Track down each line that has the word "Disorganized" and copy it.
____________________
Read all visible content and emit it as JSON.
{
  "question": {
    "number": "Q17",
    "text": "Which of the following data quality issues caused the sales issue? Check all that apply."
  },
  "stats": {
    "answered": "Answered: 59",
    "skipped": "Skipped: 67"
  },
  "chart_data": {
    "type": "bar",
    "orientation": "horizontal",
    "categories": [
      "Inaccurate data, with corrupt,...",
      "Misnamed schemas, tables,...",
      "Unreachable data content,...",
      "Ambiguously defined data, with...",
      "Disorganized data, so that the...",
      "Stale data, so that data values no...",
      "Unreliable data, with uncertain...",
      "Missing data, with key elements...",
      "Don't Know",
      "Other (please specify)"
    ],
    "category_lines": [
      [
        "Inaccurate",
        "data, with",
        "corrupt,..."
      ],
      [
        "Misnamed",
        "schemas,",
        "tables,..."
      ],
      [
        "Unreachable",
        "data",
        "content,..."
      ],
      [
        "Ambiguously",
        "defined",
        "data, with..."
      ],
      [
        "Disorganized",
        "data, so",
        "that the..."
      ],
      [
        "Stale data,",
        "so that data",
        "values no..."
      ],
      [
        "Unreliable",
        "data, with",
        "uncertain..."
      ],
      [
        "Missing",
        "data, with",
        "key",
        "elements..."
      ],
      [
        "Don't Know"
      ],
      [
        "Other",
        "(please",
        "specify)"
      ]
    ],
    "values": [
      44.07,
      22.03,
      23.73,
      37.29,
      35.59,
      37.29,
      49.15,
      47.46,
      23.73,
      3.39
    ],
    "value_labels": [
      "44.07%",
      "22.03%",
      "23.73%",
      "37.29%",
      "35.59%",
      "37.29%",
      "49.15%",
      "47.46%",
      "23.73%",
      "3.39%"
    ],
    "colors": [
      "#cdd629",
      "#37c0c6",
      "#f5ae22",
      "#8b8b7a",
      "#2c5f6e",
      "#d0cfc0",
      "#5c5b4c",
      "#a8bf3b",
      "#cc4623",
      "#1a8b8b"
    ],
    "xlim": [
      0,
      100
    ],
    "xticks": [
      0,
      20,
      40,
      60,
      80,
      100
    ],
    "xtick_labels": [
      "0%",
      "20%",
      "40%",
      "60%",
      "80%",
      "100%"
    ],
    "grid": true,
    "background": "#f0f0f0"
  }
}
____________________
#### SOLUTION TO THIS PROBLEM
      "Disorganized data, so that the...",
        "Disorganized",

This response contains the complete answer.